**What the exercise asks**
Reproduce the full listing that appears beneath this instruction exactly.

※

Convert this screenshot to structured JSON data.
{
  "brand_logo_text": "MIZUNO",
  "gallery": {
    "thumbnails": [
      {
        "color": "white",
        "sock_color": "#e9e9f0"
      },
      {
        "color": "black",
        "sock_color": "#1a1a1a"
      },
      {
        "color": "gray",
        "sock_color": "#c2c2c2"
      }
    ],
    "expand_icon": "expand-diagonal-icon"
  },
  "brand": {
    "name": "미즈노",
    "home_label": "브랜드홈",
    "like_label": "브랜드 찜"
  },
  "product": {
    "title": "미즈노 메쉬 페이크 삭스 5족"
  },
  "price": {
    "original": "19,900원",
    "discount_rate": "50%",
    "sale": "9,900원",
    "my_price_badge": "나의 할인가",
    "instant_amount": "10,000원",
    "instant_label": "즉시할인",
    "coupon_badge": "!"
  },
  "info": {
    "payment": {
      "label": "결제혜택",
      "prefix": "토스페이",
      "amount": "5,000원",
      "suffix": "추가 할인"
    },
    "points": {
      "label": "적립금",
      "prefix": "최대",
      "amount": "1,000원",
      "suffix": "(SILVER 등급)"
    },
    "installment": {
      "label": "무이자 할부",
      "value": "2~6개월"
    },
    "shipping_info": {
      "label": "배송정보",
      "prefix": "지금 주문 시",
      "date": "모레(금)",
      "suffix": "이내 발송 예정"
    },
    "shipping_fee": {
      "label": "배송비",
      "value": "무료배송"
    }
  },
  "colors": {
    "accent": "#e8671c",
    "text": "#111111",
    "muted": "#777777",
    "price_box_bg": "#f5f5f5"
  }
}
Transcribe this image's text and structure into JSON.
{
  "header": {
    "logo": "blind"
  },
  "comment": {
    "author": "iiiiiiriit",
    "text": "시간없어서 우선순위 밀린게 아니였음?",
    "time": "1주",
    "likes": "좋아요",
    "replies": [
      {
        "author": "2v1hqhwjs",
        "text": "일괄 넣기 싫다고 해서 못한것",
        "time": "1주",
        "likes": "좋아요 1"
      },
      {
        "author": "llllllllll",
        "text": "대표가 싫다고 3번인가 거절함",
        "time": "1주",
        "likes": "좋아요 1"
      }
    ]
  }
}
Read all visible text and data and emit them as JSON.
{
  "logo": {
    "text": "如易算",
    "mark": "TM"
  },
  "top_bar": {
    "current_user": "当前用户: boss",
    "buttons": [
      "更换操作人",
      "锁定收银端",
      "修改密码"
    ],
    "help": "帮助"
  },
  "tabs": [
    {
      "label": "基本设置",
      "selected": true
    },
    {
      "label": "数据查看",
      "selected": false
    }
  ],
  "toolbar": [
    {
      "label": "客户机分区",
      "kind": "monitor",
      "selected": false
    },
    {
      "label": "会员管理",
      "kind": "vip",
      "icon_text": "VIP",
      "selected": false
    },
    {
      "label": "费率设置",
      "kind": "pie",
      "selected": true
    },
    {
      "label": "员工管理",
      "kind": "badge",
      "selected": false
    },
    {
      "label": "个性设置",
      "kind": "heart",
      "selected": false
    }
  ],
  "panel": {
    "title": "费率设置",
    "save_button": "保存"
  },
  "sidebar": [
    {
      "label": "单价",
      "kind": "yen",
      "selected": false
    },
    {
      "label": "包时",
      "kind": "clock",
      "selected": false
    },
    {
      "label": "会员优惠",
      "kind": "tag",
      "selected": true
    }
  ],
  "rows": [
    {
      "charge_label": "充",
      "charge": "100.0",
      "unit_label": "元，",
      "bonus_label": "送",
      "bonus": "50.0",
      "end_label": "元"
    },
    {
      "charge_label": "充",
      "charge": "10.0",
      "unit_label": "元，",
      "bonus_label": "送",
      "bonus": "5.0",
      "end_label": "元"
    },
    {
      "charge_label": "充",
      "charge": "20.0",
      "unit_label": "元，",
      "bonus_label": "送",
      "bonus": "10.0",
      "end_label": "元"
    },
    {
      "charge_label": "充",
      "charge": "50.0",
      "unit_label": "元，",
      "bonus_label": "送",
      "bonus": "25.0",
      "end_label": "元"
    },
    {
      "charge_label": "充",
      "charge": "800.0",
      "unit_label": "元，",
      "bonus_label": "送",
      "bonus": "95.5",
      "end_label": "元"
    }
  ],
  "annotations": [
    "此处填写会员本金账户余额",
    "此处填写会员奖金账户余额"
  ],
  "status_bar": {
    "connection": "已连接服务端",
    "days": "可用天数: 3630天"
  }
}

※

**Exercise result**
Convert this screenshot to structured JSON data.
{
  "brand_logo_text": "MIZUNO",
  "gallery": {
    "thumbnails": [
      {
        "color": "white",
        "sock_color": "#e9e9f0"
      },
      {
        "color": "black",
        "sock_color": "#1a1a1a"
      },
      {
        "color": "gray",
        "sock_color": "#c2c2c2"
      }
    ],
    "expand_icon": "expand-diagonal-icon"
  },
  "brand": {
    "name": "미즈노",
    "home_label": "브랜드홈",
    "like_label": "브랜드 찜"
  },
  "product": {
    "title": "미즈노 메쉬 페이크 삭스 5족"
  },
  "price": {
    "original": "19,900원",
    "discount_rate": "50%",
    "sale": "9,900원",
    "my_price_badge": "나의 할인가",
    "instant_amount": "10,000원",
    "instant_label": "즉시할인",
    "coupon_badge": "!"
  },
  "info": {
    "payment": {
      "label": "결제혜택",
      "prefix": "토스페이",
      "amount": "5,000원",
      "suffix": "추가 할인"
    },
    "points": {
      "label": "적립금",
      "prefix": "최대",
      "amount": "1,000원",
      "suffix": "(SILVER 등급)"
    },
    "installment": {
      "label": "무이자 할부",
      "value": "2~6개월"
    },
    "shipping_info": {
      "label": "배송정보",
      "prefix": "지금 주문 시",
      "date": "모레(금)",
      "suffix": "이내 발송 예정"
    },
    "shipping_fee": {
      "label": "배송비",
      "value": "무료배송"
    }
  },
  "colors": {
    "accent": "#e8671c",
    "text": "#111111",
    "muted": "#777777",
    "price_box_bg": "#f5f5f5"
  }
}
Transcribe this image's text and structure into JSON.
{
  "header": {
    "logo": "blind"
  },
  "comment": {
    "author": "iiiiiiriit",
    "text": "시간없어서 우선순위 밀린게 아니였음?",
    "time": "1주",
    "likes": "좋아요",
    "replies": [
      {
        "author": "2v1hqhwjs",
        "text": "일괄 넣기 싫다고 해서 못한것",
        "time": "1주",
        "likes": "좋아요 1"
      },
      {
        "author": "llllllllll",
        "text": "대표가 싫다고 3번인가 거절함",
        "time": "1주",
        "likes": "좋아요 1"
      }
    ]
  }
}
Read all visible text and data and emit them as JSON.
{
  "logo": {
    "text": "如易算",
    "mark": "TM"
  },
  "top_bar": {
    "current_user": "当前用户: boss",
    "buttons": [
      "更换操作人",
      "锁定收银端",
      "修改密码"
    ],
    "help": "帮助"
  },
  "tabs": [
    {
      "label": "基本设置",
      "selected": true
    },
    {
      "label": "数据查看",
      "selected": false
    }
  ],
  "toolbar": [
    {
      "label": "客户机分区",
      "kind": "monitor",
      "selected": false
    },
    {
      "label": "会员管理",
      "kind": "vip",
      "icon_text": "VIP",
      "selected": false
    },
    {
      "label": "费率设置",
      "kind": "pie",
      "selected": true
    },
    {
      "label": "员工管理",
      "kind": "badge",
      "selected": false
    },
    {
      "label": "个性设置",
      "kind": "heart",
      "selected": false
    }
  ],
  "panel": {
    "title": "费率设置",
    "save_button": "保存"
  },
  "sidebar": [
    {
      "label": "单价",
      "kind": "yen",
      "selected": false
    },
    {
      "label": "包时",
      "kind": "clock",
      "selected": false
    },
    {
      "label": "会员优惠",
      "kind": "tag",
      "selected": true
    }
  ],
  "rows": [
    {
      "charge_label": "充",
      "charge": "100.0",
      "unit_label": "元，",
      "bonus_label": "送",
      "bonus": "50.0",
      "end_label": "元"
    },
    {
      "charge_label": "充",
      "charge": "10.0",
      "unit_label": "元，",
      "bonus_label": "送",
      "bonus": "5.0",
      "end_label": "元"
    },
    {
      "charge_label": "充",
      "charge": "20.0",
      "unit_label": "元，",
      "bonus_label": "送",
      "bonus": "10.0",
      "end_label": "元"
    },
    {
      "charge_label": "充",
      "charge": "50.0",
      "unit_label": "元，",
      "bonus_label": "送",
      "bonus": "25.0",
      "end_label": "元"
    },
    {
      "charge_label": "充",
      "charge": "800.0",
      "unit_label": "元，",
      "bonus_label": "送",
      "bonus": "95.5",
      "end_label": "元"
    }
  ],
  "annotations": [
    "此处填写会员本金账户余额",
    "此处填写会员奖金账户余额"
  ],
  "status_bar": {
    "connection": "已连接服务端",
    "days": "可用天数: 3630天"
  }
}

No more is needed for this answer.